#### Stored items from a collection
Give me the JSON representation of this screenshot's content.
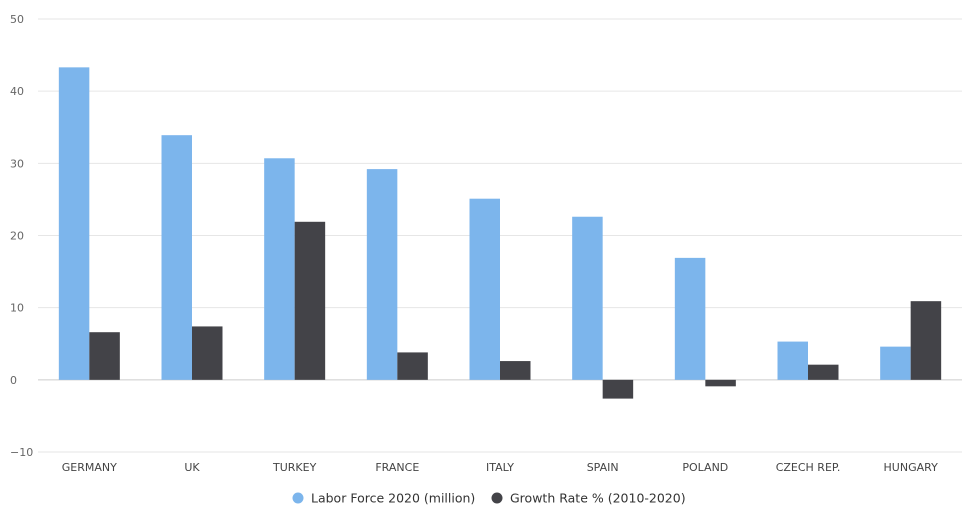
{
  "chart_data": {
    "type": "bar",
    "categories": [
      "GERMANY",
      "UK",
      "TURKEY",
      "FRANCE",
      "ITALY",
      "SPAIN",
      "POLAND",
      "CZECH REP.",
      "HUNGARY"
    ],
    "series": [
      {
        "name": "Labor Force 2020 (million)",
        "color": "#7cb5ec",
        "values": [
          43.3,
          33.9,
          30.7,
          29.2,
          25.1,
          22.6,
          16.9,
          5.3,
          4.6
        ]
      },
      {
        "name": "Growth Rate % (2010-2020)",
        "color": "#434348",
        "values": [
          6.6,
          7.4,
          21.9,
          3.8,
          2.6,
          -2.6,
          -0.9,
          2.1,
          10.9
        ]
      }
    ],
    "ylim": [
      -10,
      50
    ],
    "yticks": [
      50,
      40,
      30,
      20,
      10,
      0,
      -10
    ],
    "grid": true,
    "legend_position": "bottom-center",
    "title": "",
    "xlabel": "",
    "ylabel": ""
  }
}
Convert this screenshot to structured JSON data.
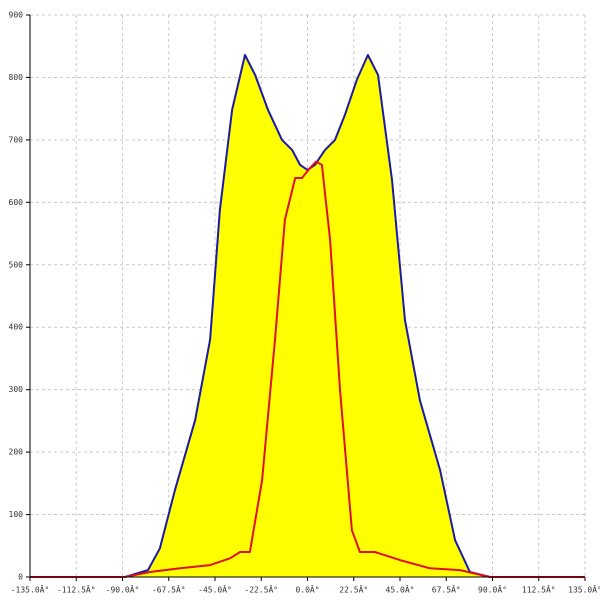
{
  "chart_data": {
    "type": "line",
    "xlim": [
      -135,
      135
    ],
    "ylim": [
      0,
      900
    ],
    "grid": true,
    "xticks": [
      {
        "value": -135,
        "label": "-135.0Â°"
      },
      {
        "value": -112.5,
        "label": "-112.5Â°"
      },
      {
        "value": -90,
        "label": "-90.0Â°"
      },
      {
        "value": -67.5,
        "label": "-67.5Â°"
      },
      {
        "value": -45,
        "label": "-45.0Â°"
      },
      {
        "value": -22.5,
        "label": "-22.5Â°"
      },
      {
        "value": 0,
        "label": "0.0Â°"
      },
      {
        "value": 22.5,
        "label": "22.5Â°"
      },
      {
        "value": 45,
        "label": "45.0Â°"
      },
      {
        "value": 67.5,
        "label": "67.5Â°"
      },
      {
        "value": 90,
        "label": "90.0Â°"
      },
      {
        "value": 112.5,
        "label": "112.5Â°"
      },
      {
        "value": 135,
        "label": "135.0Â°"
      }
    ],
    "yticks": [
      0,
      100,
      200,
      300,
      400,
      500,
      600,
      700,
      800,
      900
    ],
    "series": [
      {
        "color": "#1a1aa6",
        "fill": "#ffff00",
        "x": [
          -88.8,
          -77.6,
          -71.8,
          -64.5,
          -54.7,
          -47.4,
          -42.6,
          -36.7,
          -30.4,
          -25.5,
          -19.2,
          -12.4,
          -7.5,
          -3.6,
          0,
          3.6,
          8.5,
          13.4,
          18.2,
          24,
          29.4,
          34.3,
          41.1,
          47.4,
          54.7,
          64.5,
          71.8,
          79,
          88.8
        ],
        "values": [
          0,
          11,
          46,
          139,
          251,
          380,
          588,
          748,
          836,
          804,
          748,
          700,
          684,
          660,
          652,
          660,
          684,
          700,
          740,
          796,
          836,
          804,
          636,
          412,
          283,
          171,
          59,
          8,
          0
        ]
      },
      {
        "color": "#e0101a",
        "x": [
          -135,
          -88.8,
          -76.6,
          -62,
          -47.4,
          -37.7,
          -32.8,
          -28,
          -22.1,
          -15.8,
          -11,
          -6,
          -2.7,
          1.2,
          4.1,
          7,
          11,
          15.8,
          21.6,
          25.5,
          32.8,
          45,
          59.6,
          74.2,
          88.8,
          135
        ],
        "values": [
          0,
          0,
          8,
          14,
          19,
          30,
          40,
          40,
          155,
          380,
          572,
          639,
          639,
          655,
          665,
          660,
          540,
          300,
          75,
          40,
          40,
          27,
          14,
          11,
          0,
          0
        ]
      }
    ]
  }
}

#### Do this
Images must not appear in the copy; reproduce everything else in the records verbatim.

#### Result for this exercise
Give me the JSON representation of this screenshot's content.
{
  "chart_data": {
    "type": "bar",
    "categories": [
      "GERMANY",
      "UK",
      "TURKEY",
      "FRANCE",
      "ITALY",
      "SPAIN",
      "POLAND",
      "CZECH REP.",
      "HUNGARY"
    ],
    "series": [
      {
        "name": "Labor Force 2020 (million)",
        "color": "#7cb5ec",
        "values": [
          43.3,
          33.9,
          30.7,
          29.2,
          25.1,
          22.6,
          16.9,
          5.3,
          4.6
        ]
      },
      {
        "name": "Growth Rate % (2010-2020)",
        "color": "#434348",
        "values": [
          6.6,
          7.4,
          21.9,
          3.8,
          2.6,
          -2.6,
          -0.9,
          2.1,
          10.9
        ]
      }
    ],
    "ylim": [
      -10,
      50
    ],
    "yticks": [
      50,
      40,
      30,
      20,
      10,
      0,
      -10
    ],
    "grid": true,
    "legend_position": "bottom-center",
    "title": "",
    "xlabel": "",
    "ylabel": ""
  }
}
Convert this screenshot to structured JSON data.
{
  "chart_data": {
    "type": "line",
    "xlim": [
      -135,
      135
    ],
    "ylim": [
      0,
      900
    ],
    "grid": true,
    "xticks": [
      {
        "value": -135,
        "label": "-135.0Â°"
      },
      {
        "value": -112.5,
        "label": "-112.5Â°"
      },
      {
        "value": -90,
        "label": "-90.0Â°"
      },
      {
        "value": -67.5,
        "label": "-67.5Â°"
      },
      {
        "value": -45,
        "label": "-45.0Â°"
      },
      {
        "value": -22.5,
        "label": "-22.5Â°"
      },
      {
        "value": 0,
        "label": "0.0Â°"
      },
      {
        "value": 22.5,
        "label": "22.5Â°"
      },
      {
        "value": 45,
        "label": "45.0Â°"
      },
      {
        "value": 67.5,
        "label": "67.5Â°"
      },
      {
        "value": 90,
        "label": "90.0Â°"
      },
      {
        "value": 112.5,
        "label": "112.5Â°"
      },
      {
        "value": 135,
        "label": "135.0Â°"
      }
    ],
    "yticks": [
      0,
      100,
      200,
      300,
      400,
      500,
      600,
      700,
      800,
      900
    ],
    "series": [
      {
        "color": "#1a1aa6",
        "fill": "#ffff00",
        "x": [
          -88.8,
          -77.6,
          -71.8,
          -64.5,
          -54.7,
          -47.4,
          -42.6,
          -36.7,
          -30.4,
          -25.5,
          -19.2,
          -12.4,
          -7.5,
          -3.6,
          0,
          3.6,
          8.5,
          13.4,
          18.2,
          24,
          29.4,
          34.3,
          41.1,
          47.4,
          54.7,
          64.5,
          71.8,
          79,
          88.8
        ],
        "values": [
          0,
          11,
          46,
          139,
          251,
          380,
          588,
          748,
          836,
          804,
          748,
          700,
          684,
          660,
          652,
          660,
          684,
          700,
          740,
          796,
          836,
          804,
          636,
          412,
          283,
          171,
          59,
          8,
          0
        ]
      },
      {
        "color": "#e0101a",
        "x": [
          -135,
          -88.8,
          -76.6,
          -62,
          -47.4,
          -37.7,
          -32.8,
          -28,
          -22.1,
          -15.8,
          -11,
          -6,
          -2.7,
          1.2,
          4.1,
          7,
          11,
          15.8,
          21.6,
          25.5,
          32.8,
          45,
          59.6,
          74.2,
          88.8,
          135
        ],
        "values": [
          0,
          0,
          8,
          14,
          19,
          30,
          40,
          40,
          155,
          380,
          572,
          639,
          639,
          655,
          665,
          660,
          540,
          300,
          75,
          40,
          40,
          27,
          14,
          11,
          0,
          0
        ]
      }
    ]
  }
}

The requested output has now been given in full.